- **Task**
Records follow. Pull out every line that contains "τοῦτο".

- **Data for this task**
⟨
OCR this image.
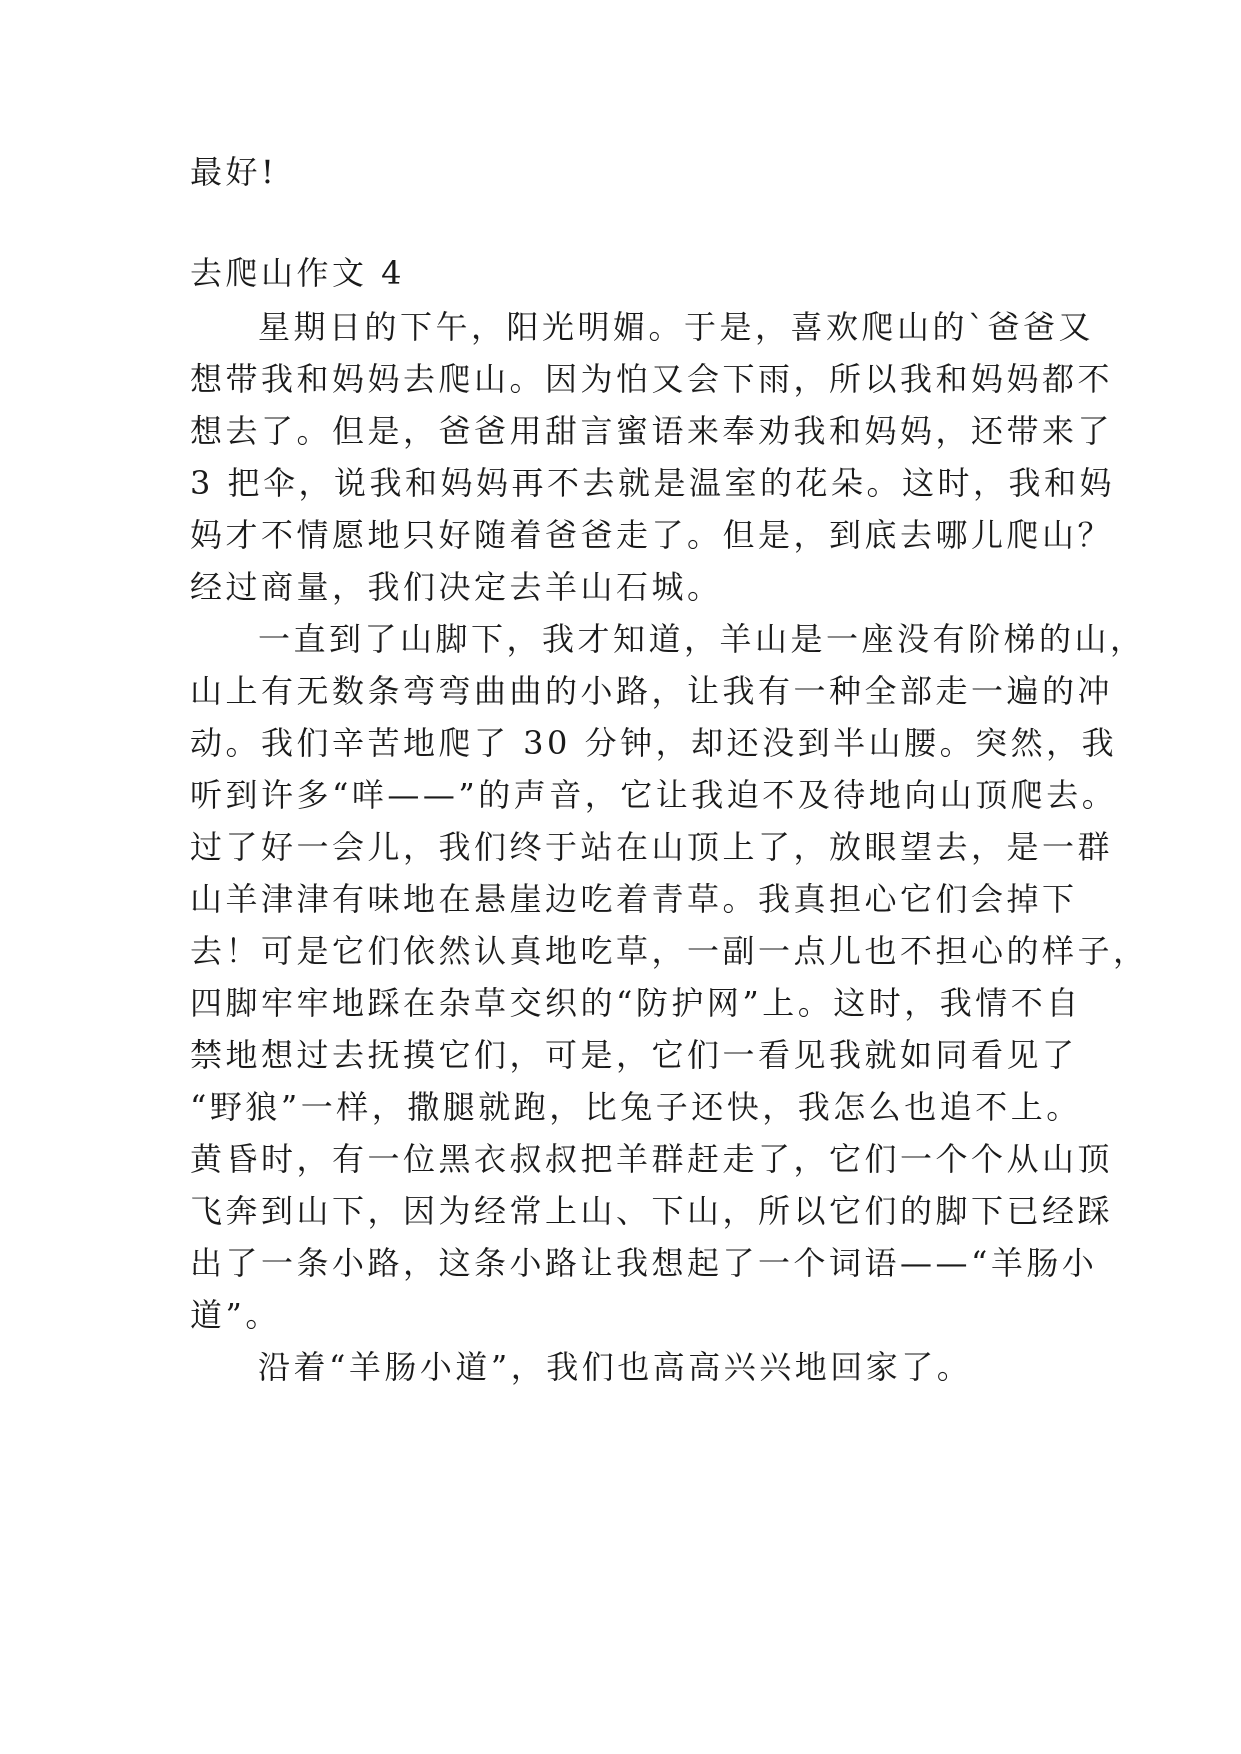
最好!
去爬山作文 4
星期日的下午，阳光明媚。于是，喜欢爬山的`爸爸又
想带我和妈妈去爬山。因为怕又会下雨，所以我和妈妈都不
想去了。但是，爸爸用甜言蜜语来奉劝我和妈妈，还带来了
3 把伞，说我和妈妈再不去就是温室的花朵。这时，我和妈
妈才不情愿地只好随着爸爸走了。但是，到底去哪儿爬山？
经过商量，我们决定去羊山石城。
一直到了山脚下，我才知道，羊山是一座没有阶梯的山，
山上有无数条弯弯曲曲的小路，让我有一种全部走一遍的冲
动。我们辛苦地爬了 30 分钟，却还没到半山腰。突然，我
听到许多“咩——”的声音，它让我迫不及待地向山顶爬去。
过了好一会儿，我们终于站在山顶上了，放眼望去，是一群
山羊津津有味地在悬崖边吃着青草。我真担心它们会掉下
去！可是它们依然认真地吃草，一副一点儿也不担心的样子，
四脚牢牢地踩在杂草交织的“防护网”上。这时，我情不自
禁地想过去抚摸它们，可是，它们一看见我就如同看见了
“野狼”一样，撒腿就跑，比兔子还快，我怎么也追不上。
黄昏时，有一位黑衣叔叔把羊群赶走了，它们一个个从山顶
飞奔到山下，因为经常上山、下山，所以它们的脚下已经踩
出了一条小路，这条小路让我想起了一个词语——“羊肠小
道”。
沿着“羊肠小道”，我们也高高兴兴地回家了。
⟩
⟨
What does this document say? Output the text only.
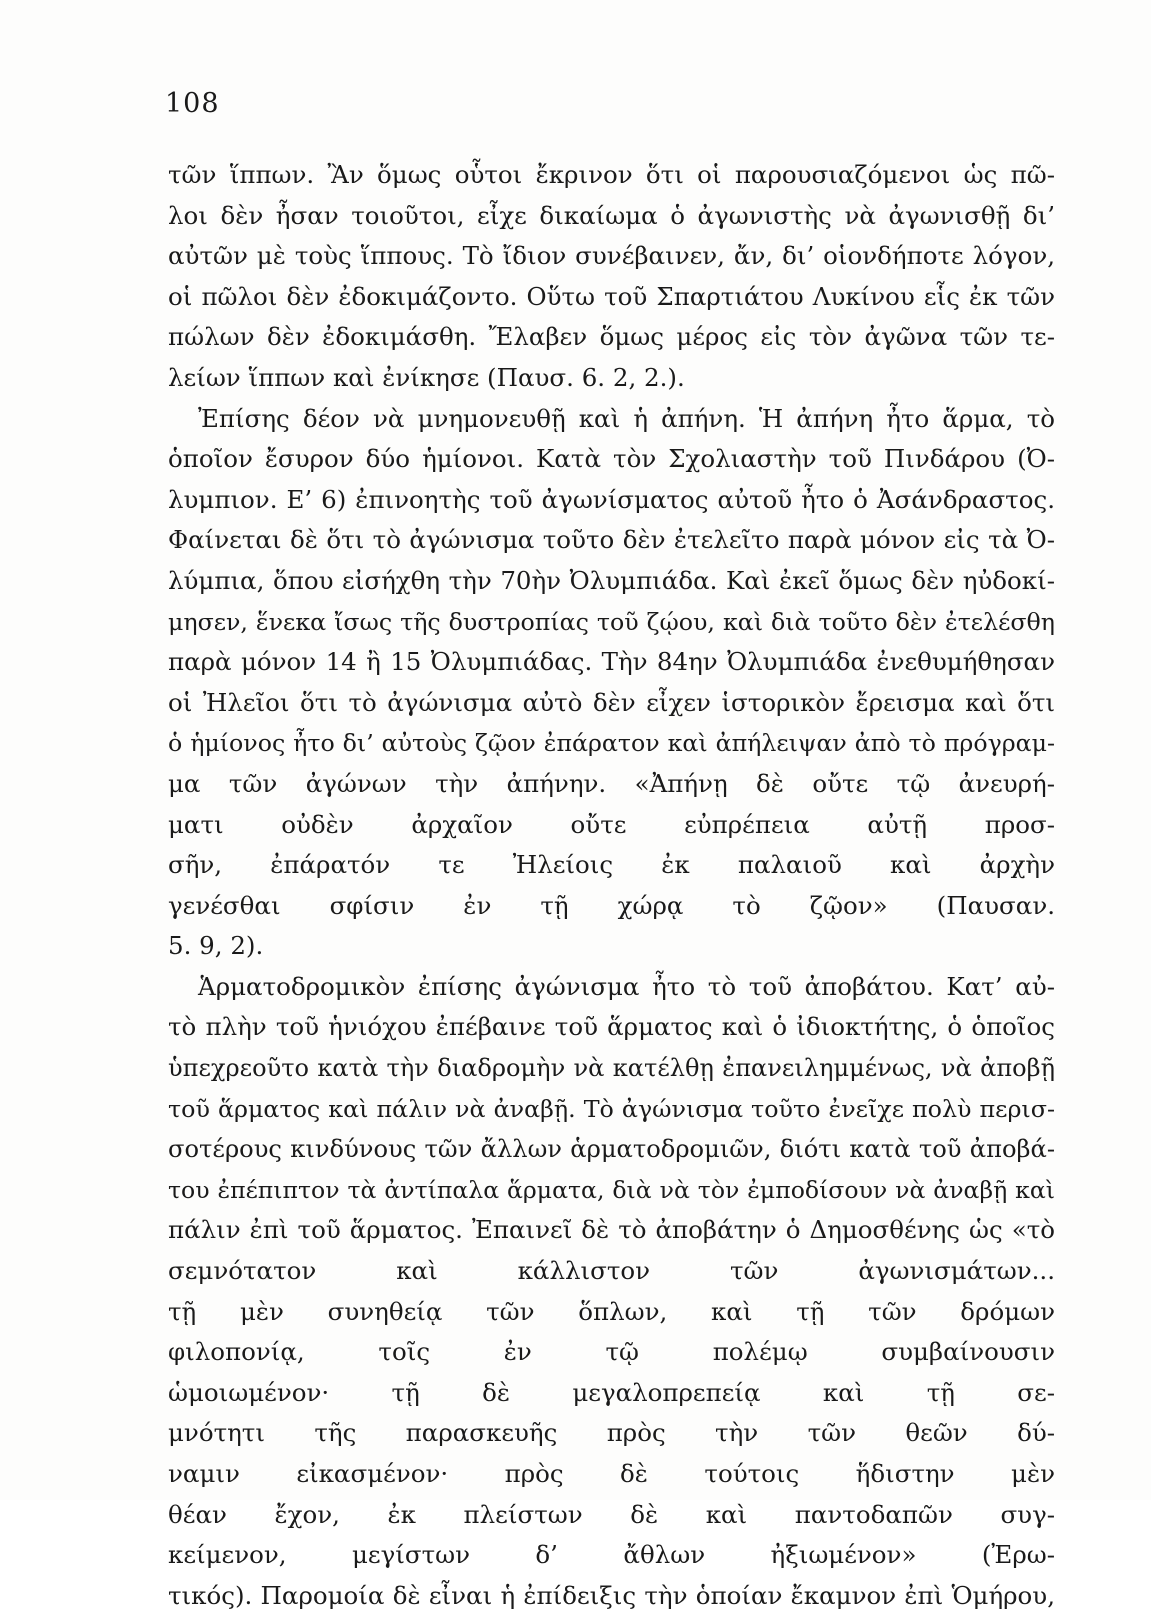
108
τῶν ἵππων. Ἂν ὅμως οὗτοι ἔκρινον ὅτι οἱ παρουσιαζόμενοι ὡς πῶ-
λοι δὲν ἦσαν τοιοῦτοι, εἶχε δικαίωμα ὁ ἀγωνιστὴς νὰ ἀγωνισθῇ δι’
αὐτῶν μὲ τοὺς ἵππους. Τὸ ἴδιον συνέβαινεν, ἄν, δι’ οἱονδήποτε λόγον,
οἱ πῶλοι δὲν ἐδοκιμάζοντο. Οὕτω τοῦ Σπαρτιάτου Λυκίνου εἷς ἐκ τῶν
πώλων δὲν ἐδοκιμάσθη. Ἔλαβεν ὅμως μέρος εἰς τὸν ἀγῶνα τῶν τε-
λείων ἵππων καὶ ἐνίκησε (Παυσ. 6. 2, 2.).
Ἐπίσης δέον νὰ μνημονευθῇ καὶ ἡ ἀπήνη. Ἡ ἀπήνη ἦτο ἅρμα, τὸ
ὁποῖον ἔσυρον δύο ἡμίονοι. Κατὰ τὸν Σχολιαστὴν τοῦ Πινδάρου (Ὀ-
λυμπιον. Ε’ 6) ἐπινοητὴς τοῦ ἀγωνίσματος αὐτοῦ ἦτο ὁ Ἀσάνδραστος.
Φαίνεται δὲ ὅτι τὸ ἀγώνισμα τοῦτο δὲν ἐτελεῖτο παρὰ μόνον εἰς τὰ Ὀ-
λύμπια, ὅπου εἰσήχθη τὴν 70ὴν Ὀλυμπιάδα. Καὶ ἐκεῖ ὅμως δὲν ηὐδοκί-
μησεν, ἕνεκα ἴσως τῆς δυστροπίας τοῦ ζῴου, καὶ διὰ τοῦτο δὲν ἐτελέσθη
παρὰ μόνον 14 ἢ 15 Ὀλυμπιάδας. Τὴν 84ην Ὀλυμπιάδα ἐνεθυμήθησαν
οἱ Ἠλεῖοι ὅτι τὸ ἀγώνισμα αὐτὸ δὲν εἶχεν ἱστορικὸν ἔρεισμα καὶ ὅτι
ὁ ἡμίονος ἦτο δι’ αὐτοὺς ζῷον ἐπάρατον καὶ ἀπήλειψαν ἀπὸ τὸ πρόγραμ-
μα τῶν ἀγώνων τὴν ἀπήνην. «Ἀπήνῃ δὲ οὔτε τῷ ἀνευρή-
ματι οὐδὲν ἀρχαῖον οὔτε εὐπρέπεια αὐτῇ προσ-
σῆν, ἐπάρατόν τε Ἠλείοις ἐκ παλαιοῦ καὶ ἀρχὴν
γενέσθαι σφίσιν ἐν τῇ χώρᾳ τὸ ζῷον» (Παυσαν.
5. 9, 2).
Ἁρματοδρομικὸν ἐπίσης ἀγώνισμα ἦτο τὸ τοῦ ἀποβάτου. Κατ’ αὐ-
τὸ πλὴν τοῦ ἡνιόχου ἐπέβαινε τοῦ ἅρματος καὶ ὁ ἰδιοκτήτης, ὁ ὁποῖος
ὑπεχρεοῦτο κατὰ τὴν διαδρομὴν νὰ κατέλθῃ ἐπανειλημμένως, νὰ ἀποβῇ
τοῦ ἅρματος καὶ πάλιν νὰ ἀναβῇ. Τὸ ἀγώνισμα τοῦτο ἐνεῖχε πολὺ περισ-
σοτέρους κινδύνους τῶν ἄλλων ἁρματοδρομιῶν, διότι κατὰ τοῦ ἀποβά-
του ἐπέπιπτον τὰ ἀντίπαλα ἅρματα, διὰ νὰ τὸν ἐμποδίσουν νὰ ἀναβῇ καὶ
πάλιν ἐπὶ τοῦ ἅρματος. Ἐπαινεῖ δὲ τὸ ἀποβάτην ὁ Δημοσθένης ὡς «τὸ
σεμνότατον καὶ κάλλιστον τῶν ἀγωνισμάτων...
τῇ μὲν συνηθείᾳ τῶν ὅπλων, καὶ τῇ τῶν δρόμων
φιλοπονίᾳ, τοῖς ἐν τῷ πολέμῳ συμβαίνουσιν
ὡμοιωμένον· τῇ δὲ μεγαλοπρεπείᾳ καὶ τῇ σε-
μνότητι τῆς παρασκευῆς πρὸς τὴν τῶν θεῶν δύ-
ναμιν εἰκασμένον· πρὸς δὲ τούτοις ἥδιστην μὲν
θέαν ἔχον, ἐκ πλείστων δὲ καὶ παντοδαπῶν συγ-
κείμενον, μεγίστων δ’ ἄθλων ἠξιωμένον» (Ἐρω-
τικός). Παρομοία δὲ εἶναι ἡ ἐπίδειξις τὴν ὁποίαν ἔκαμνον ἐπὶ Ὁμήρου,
⟩
⟨
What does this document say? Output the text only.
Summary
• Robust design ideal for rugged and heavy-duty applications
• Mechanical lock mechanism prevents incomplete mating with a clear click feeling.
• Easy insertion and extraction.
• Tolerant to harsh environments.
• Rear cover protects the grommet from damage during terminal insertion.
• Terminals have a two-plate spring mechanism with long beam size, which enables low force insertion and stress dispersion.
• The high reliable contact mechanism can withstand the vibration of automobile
⟩
- **Solution for this problem**
Φαίνεται δὲ ὅτι τὸ ἀγώνισμα τοῦτο δὲν ἐτελεῖτο παρὰ μόνον εἰς τὰ Ὀ-
μησεν, ἕνεκα ἴσως τῆς δυστροπίας τοῦ ζῴου, καὶ διὰ τοῦτο δὲν ἐτελέσθη
τοῦ ἅρματος καὶ πάλιν νὰ ἀναβῇ. Τὸ ἀγώνισμα τοῦτο ἐνεῖχε πολὺ περισ-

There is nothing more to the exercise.